*STATED TASK*
Revise the material from the line containing "ip-mask-label: IP Mask: (37, 145, 92, 161)" through the line containing "secondary-dns-label: Secondary DNS: (37, 292, 142, 308)" by replacing "Setup" with "Settings", leaving everything else unchanged. Return only those lines.
## start DATASET CONTENT
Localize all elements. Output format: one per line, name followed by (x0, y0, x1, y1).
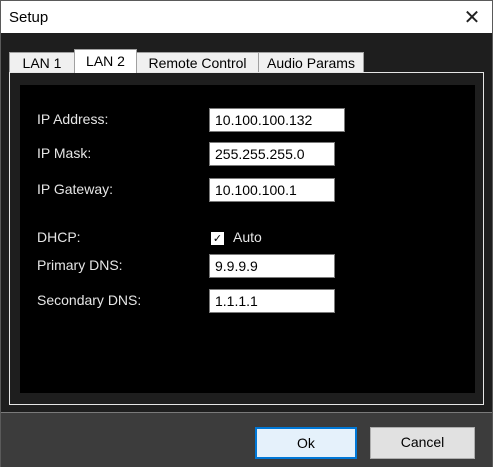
ip-mask-label: IP Mask: (37, 145, 92, 161)
ip-gateway-field[interactable]: 10.100.100.1 (209, 178, 335, 202)
button-bar: Ok Cancel (1, 412, 492, 467)
dialog-body: LAN 1 LAN 2 Remote Control Audio Params … (1, 33, 492, 467)
close-icon[interactable]: ✕ (452, 1, 492, 33)
cancel-button[interactable]: Cancel (370, 427, 475, 459)
tab-lan2[interactable]: LAN 2 (74, 49, 137, 73)
ok-button[interactable]: Ok (255, 427, 357, 459)
ip-address-label: IP Address: (37, 111, 109, 127)
ip-gateway-label: IP Gateway: (37, 181, 114, 197)
ip-mask-field[interactable]: 255.255.255.0 (209, 142, 335, 166)
tab-lan1[interactable]: LAN 1 (9, 52, 75, 72)
title-bar: Setup ✕ (1, 1, 492, 33)
window-title: Setup (9, 9, 49, 26)
tab-audio-params[interactable]: Audio Params (258, 52, 364, 72)
secondary-dns-label: Secondary DNS: (37, 292, 142, 308)
secondary-dns-field[interactable]: 1.1.1.1 (209, 289, 335, 313)
primary-dns-label: Primary DNS: (37, 257, 123, 273)
tab-strip: LAN 1 LAN 2 Remote Control Audio Params (9, 49, 484, 73)
dhcp-label: DHCP: (37, 229, 81, 245)
tab-remote-control[interactable]: Remote Control (136, 52, 259, 72)
network-settings-group: IP Address: 10.100.100.132 IP Mask: 255.… (20, 85, 475, 393)
setup-dialog: Setup ✕ LAN 1 LAN 2 Remote Control Audio… (0, 0, 493, 467)
tab-panel: IP Address: 10.100.100.132 IP Mask: 255.… (9, 73, 484, 405)
ip-address-field[interactable]: 10.100.100.132 (209, 108, 345, 132)
dhcp-auto-label[interactable]: Auto (233, 229, 262, 245)
primary-dns-field[interactable]: 9.9.9.9 (209, 254, 335, 278)
dhcp-auto-checkbox[interactable]: ✓ (211, 232, 224, 245)
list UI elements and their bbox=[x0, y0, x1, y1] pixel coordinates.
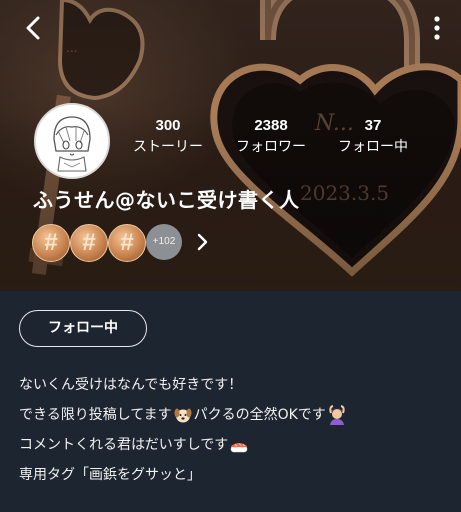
woman-gesturing-ok-emoji bbox=[329, 405, 345, 425]
more-vertical-icon bbox=[434, 16, 440, 40]
back-button[interactable] bbox=[18, 12, 50, 44]
bio-line: 専用タグ「画鋲をグサッと」 bbox=[19, 460, 348, 490]
hashtag-badge-label: # bbox=[120, 229, 134, 256]
chevron-right-icon bbox=[197, 233, 208, 251]
bio-line: コメントくれる君はだいすしです bbox=[19, 430, 348, 460]
stat-following-count: 37 bbox=[364, 117, 382, 134]
stat-followers-count: 2388 bbox=[254, 117, 288, 134]
stat-following[interactable]: 37 フォロー中 bbox=[330, 116, 416, 158]
stat-stories[interactable]: 300 ストーリー bbox=[128, 116, 208, 158]
hashtag-badge[interactable]: # bbox=[70, 224, 108, 262]
following-button[interactable]: フォロー中 bbox=[19, 310, 147, 347]
bio-text: コメントくれる君はだいすしです bbox=[19, 437, 229, 453]
hashtag-badge[interactable]: # bbox=[108, 224, 146, 262]
avatar[interactable] bbox=[34, 103, 110, 179]
bio-text: 専用タグ「画鋲をグサッと」 bbox=[19, 467, 201, 483]
dog-face-emoji bbox=[174, 408, 192, 423]
stat-followers[interactable]: 2388 フォロワー bbox=[228, 116, 314, 158]
stat-following-label: フォロー中 bbox=[338, 139, 408, 155]
bio-text: パクるの全然OKです bbox=[193, 407, 326, 423]
badges-expand-button[interactable] bbox=[192, 232, 212, 252]
sushi-emoji bbox=[231, 443, 248, 453]
more-options-button[interactable] bbox=[427, 14, 447, 42]
hashtag-badge-label: # bbox=[82, 229, 96, 256]
bio-line: ないくん受けはなんでも好きです！ bbox=[19, 370, 348, 400]
hashtag-badge-label: # bbox=[44, 229, 58, 256]
bio-text: ないくん受けはなんでも好きです！ bbox=[19, 377, 243, 393]
stat-stories-label: ストーリー bbox=[133, 139, 203, 155]
bio-line: できる限り投稿してます パクるの全然OKです bbox=[19, 400, 348, 430]
profile-bio: ないくん受けはなんでも好きです！ できる限り投稿してます パクるの全然OKです … bbox=[19, 370, 348, 490]
anime-character-avatar bbox=[36, 105, 108, 177]
hashtag-badge[interactable]: # bbox=[32, 224, 70, 262]
chevron-left-icon bbox=[26, 16, 40, 40]
more-badges-count[interactable]: +102 bbox=[146, 224, 182, 260]
stat-stories-count: 300 bbox=[155, 117, 181, 134]
bio-text: できる限り投稿してます bbox=[19, 407, 172, 423]
stat-followers-label: フォロワー bbox=[236, 139, 306, 155]
username: ふうせん@ないこ受け書く人 bbox=[33, 188, 300, 212]
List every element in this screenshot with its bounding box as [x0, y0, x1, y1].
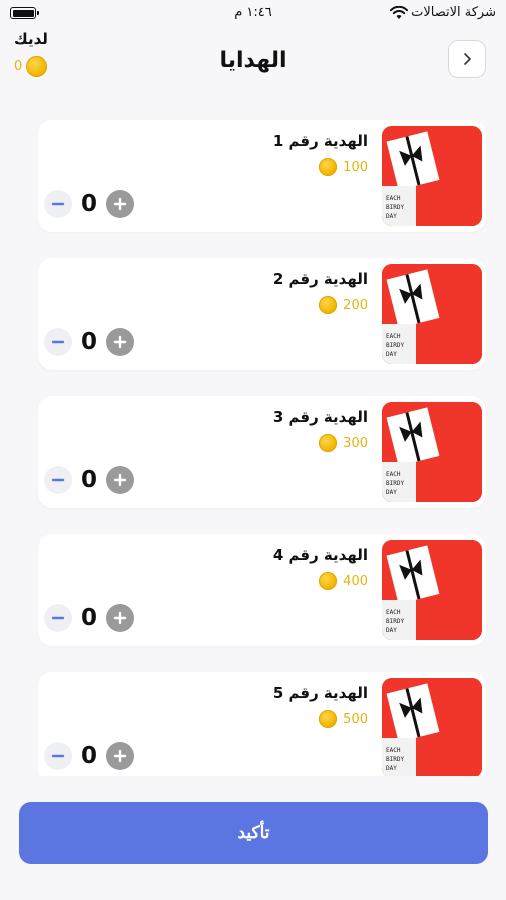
increase-button[interactable]: [106, 328, 134, 356]
gift-price: 300: [319, 434, 368, 452]
gift-card: EACH BIRDY DAY الهدية رقم 5 500 0: [38, 672, 486, 776]
gift-name: الهدية رقم 5: [272, 684, 368, 702]
plus-icon: [113, 749, 127, 763]
gift-image: EACH BIRDY DAY: [382, 402, 482, 502]
quantity-value: 0: [80, 605, 97, 631]
svg-text:EACH: EACH: [386, 471, 401, 478]
minus-icon: [51, 754, 65, 758]
svg-text:DAY: DAY: [386, 489, 397, 496]
back-button[interactable]: [448, 40, 486, 78]
svg-text:EACH: EACH: [386, 333, 401, 340]
increase-button[interactable]: [106, 466, 134, 494]
quantity-value: 0: [80, 329, 97, 355]
svg-text:EACH: EACH: [386, 747, 401, 754]
increase-button[interactable]: [106, 604, 134, 632]
gift-price: 200: [319, 296, 368, 314]
coin-icon: [319, 158, 338, 176]
coin-icon: [319, 296, 338, 314]
gift-card: EACH BIRDY DAY الهدية رقم 1 100 0: [38, 120, 486, 232]
wifi-icon: [390, 6, 408, 19]
increase-button[interactable]: [106, 742, 134, 770]
page-title: الهدايا: [219, 48, 287, 73]
gift-price-value: 100: [343, 159, 368, 175]
gift-price: 500: [319, 710, 368, 728]
gift-image: EACH BIRDY DAY: [382, 126, 482, 226]
status-bar: ١:٤٦ م شركة الاتصالات: [0, 0, 506, 28]
gift-list[interactable]: EACH BIRDY DAY الهدية رقم 1 100 0 EACH B…: [0, 118, 506, 776]
svg-text:BIRDY: BIRDY: [386, 756, 404, 763]
svg-text:DAY: DAY: [386, 627, 397, 634]
confirm-button[interactable]: تأكيد: [19, 802, 488, 864]
gift-card: EACH BIRDY DAY الهدية رقم 4 400 0: [38, 534, 486, 646]
quantity-stepper: 0: [44, 466, 134, 494]
quantity-value: 0: [80, 467, 97, 493]
gift-card: EACH BIRDY DAY الهدية رقم 2 200 0: [38, 258, 486, 370]
balance-label: لديك: [14, 30, 48, 48]
quantity-stepper: 0: [44, 328, 134, 356]
decrease-button[interactable]: [44, 190, 72, 218]
gift-price-value: 200: [343, 297, 368, 313]
gift-name: الهدية رقم 1: [272, 132, 368, 150]
svg-text:EACH: EACH: [386, 609, 401, 616]
decrease-button[interactable]: [44, 328, 72, 356]
chevron-right-icon: [464, 53, 471, 65]
quantity-value: 0: [80, 743, 97, 769]
svg-text:BIRDY: BIRDY: [386, 618, 404, 625]
gift-name: الهدية رقم 3: [272, 408, 368, 426]
coin-icon: [319, 710, 338, 728]
plus-icon: [113, 335, 127, 349]
gift-name: الهدية رقم 4: [272, 546, 368, 564]
svg-text:DAY: DAY: [386, 213, 397, 220]
gift-price: 100: [319, 158, 368, 176]
svg-text:DAY: DAY: [386, 351, 397, 358]
quantity-value: 0: [80, 191, 97, 217]
minus-icon: [51, 202, 65, 206]
quantity-stepper: 0: [44, 604, 134, 632]
quantity-stepper: 0: [44, 190, 134, 218]
coin-icon: [319, 434, 338, 452]
gift-price: 400: [319, 572, 368, 590]
minus-icon: [51, 616, 65, 620]
gift-image: EACH BIRDY DAY: [382, 264, 482, 364]
coin-icon: [319, 572, 338, 590]
plus-icon: [113, 473, 127, 487]
svg-text:DAY: DAY: [386, 765, 397, 772]
minus-icon: [51, 478, 65, 482]
svg-text:BIRDY: BIRDY: [386, 480, 404, 487]
decrease-button[interactable]: [44, 466, 72, 494]
gift-price-value: 500: [343, 711, 368, 727]
gift-card: EACH BIRDY DAY الهدية رقم 3 300 0: [38, 396, 486, 508]
gift-name: الهدية رقم 2: [272, 270, 368, 288]
decrease-button[interactable]: [44, 604, 72, 632]
gift-image: EACH BIRDY DAY: [382, 678, 482, 776]
gift-price-value: 300: [343, 435, 368, 451]
gift-image: EACH BIRDY DAY: [382, 540, 482, 640]
svg-text:BIRDY: BIRDY: [386, 342, 404, 349]
minus-icon: [51, 340, 65, 344]
svg-text:EACH: EACH: [386, 195, 401, 202]
decrease-button[interactable]: [44, 742, 72, 770]
svg-text:BIRDY: BIRDY: [386, 204, 404, 211]
gift-price-value: 400: [343, 573, 368, 589]
header: لديك 0 الهدايا: [0, 28, 506, 108]
carrier-name: شركة الاتصالات: [411, 5, 496, 20]
plus-icon: [113, 197, 127, 211]
plus-icon: [113, 611, 127, 625]
increase-button[interactable]: [106, 190, 134, 218]
quantity-stepper: 0: [44, 742, 134, 770]
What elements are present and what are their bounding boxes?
## end DATASET CONTENT
*THE SOLUTION*
ip-mask-label: IP Mask: (37, 145, 92, 161)
ip-gateway-field[interactable]: 10.100.100.1 (209, 178, 335, 202)
button-bar: Ok Cancel (1, 412, 492, 467)
dialog-body: LAN 1 LAN 2 Remote Control Audio Params … (1, 33, 492, 467)
close-icon[interactable]: ✕ (452, 1, 492, 33)
cancel-button[interactable]: Cancel (370, 427, 475, 459)
tab-lan2[interactable]: LAN 2 (74, 49, 137, 73)
ok-button[interactable]: Ok (255, 427, 357, 459)
ip-address-label: IP Address: (37, 111, 109, 127)
ip-gateway-label: IP Gateway: (37, 181, 114, 197)
ip-mask-field[interactable]: 255.255.255.0 (209, 142, 335, 166)
tab-lan1[interactable]: LAN 1 (9, 52, 75, 72)
title-bar: Settings ✕ (1, 1, 492, 33)
window-title: Settings (9, 9, 49, 26)
tab-audio-params[interactable]: Audio Params (258, 52, 364, 72)
secondary-dns-label: Secondary DNS: (37, 292, 142, 308)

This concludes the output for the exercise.